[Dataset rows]

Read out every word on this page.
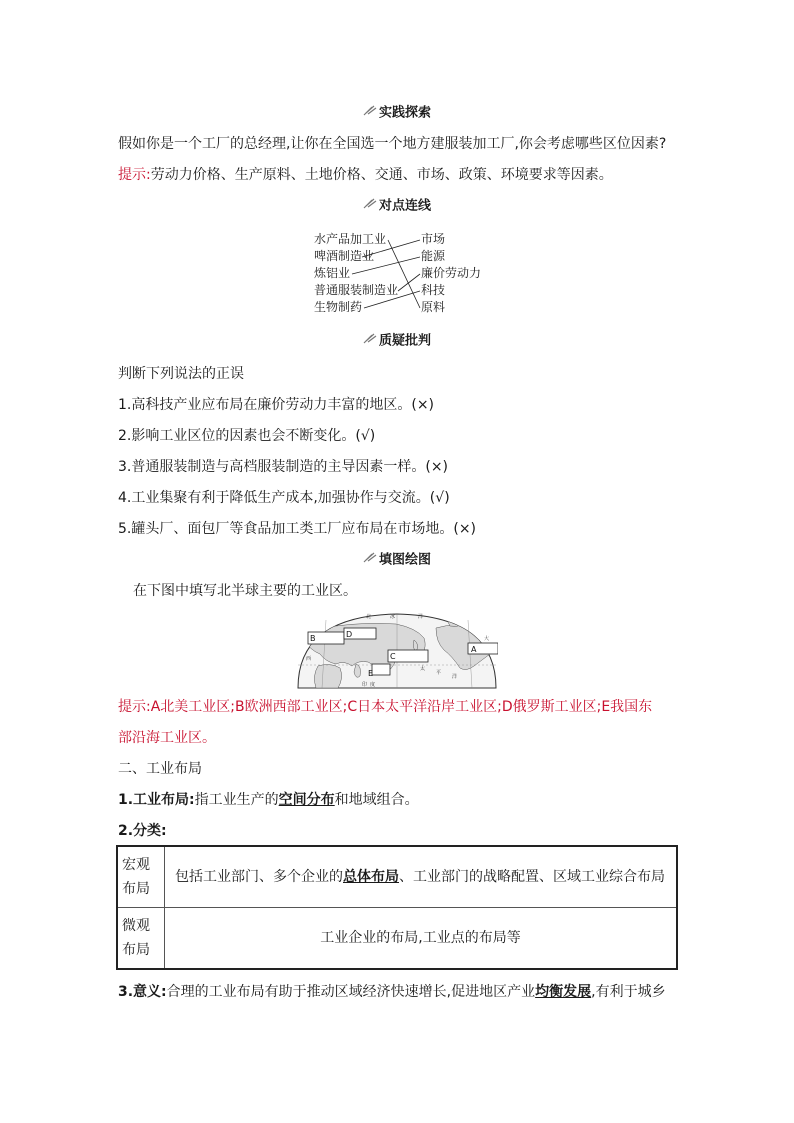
实践探索
假如你是一个工厂的总经理,让你在全国选一个地方建服装加工厂,你会考虑哪些区位因素?
提示:劳动力价格、生产原料、土地价格、交通、市场、政策、环境要求等因素。
对点连线
水产品加工业
啤酒制造业
炼铝业
普通服装制造业
生物制药
市场
能源
廉价劳动力
科技
原料
质疑批判
判断下列说法的正误
1.高科技产业应布局在廉价劳动力丰富的地区。(×)
2.影响工业区位的因素也会不断变化。(√)
3.普通服装制造与高档服装制造的主导因素一样。(×)
4.工业集聚有利于降低生产成本,加强协作与交流。(√)
5.罐头厂、面包厂等食品加工类工厂应布局在市场地。(×)
填图绘图
在下图中填写北半球主要的工业区。
B	D
C
E
A
北	冰	洋
太
平
洋
大
西
印 度
提示:A北美工业区;B欧洲西部工业区;C日本太平洋沿岸工业区;D俄罗斯工业区;E我国东
部沿海工业区。
二、工业布局
1.工业布局:指工业生产的空间分布和地域组合。
2.分类:
宏观布局	包括工业部门、多个企业的总体布局、工业部门的战略配置、区域工业综合布局
微观布局	工业企业的布局,工业点的布局等
3.意义:合理的工业布局有助于推动区域经济快速增长,促进地区产业均衡发展,有利于城乡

## [Objective]
Repeat the records above exactly, leaving out the pictures.

## [Result for this exercise]
Read out every word on this page.
实践探索
假如你是一个工厂的总经理,让你在全国选一个地方建服装加工厂,你会考虑哪些区位因素?
提示:劳动力价格、生产原料、土地价格、交通、市场、政策、环境要求等因素。
对点连线
水产品加工业
啤酒制造业
炼铝业
普通服装制造业
生物制药
市场
能源
廉价劳动力
科技
原料
质疑批判
判断下列说法的正误
1.高科技产业应布局在廉价劳动力丰富的地区。(×)
2.影响工业区位的因素也会不断变化。(√)
3.普通服装制造与高档服装制造的主导因素一样。(×)
4.工业集聚有利于降低生产成本,加强协作与交流。(√)
5.罐头厂、面包厂等食品加工类工厂应布局在市场地。(×)
填图绘图
在下图中填写北半球主要的工业区。
B	D
C
E
A
北	冰	洋
太
平
洋
大
西
印 度
提示:A北美工业区;B欧洲西部工业区;C日本太平洋沿岸工业区;D俄罗斯工业区;E我国东
部沿海工业区。
二、工业布局
1.工业布局:指工业生产的空间分布和地域组合。
2.分类:
宏观布局	包括工业部门、多个企业的总体布局、工业部门的战略配置、区域工业综合布局
微观布局	工业企业的布局,工业点的布局等
3.意义:合理的工业布局有助于推动区域经济快速增长,促进地区产业均衡发展,有利于城乡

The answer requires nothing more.